◆ DATA FOR THIS EXERCISE
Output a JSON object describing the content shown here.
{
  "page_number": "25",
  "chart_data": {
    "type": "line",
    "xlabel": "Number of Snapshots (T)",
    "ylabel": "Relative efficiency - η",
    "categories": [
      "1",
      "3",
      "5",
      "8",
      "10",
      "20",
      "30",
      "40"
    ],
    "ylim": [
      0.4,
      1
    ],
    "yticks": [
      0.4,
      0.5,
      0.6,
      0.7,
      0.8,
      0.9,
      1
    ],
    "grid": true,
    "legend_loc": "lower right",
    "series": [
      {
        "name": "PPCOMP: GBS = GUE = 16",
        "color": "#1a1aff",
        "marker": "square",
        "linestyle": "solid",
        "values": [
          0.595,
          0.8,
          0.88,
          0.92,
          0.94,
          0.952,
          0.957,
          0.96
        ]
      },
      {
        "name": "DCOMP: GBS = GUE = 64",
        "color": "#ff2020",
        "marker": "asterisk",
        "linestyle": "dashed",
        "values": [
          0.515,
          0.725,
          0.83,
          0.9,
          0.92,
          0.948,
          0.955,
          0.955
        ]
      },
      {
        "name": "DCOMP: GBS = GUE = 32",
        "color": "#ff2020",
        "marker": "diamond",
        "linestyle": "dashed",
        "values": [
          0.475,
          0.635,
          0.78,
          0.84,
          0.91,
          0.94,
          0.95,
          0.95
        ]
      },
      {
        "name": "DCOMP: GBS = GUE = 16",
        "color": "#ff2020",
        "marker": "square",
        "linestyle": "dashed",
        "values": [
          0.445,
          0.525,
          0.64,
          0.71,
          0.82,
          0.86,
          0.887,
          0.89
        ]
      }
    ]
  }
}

◆ TASK
Copy out each record, keeping every word as it is.

◆ RESPONSE TO THIS TASK
Output a JSON object describing the content shown here.
{
  "page_number": "25",
  "chart_data": {
    "type": "line",
    "xlabel": "Number of Snapshots (T)",
    "ylabel": "Relative efficiency - η",
    "categories": [
      "1",
      "3",
      "5",
      "8",
      "10",
      "20",
      "30",
      "40"
    ],
    "ylim": [
      0.4,
      1
    ],
    "yticks": [
      0.4,
      0.5,
      0.6,
      0.7,
      0.8,
      0.9,
      1
    ],
    "grid": true,
    "legend_loc": "lower right",
    "series": [
      {
        "name": "PPCOMP: GBS = GUE = 16",
        "color": "#1a1aff",
        "marker": "square",
        "linestyle": "solid",
        "values": [
          0.595,
          0.8,
          0.88,
          0.92,
          0.94,
          0.952,
          0.957,
          0.96
        ]
      },
      {
        "name": "DCOMP: GBS = GUE = 64",
        "color": "#ff2020",
        "marker": "asterisk",
        "linestyle": "dashed",
        "values": [
          0.515,
          0.725,
          0.83,
          0.9,
          0.92,
          0.948,
          0.955,
          0.955
        ]
      },
      {
        "name": "DCOMP: GBS = GUE = 32",
        "color": "#ff2020",
        "marker": "diamond",
        "linestyle": "dashed",
        "values": [
          0.475,
          0.635,
          0.78,
          0.84,
          0.91,
          0.94,
          0.95,
          0.95
        ]
      },
      {
        "name": "DCOMP: GBS = GUE = 16",
        "color": "#ff2020",
        "marker": "square",
        "linestyle": "dashed",
        "values": [
          0.445,
          0.525,
          0.64,
          0.71,
          0.82,
          0.86,
          0.887,
          0.89
        ]
      }
    ]
  }
}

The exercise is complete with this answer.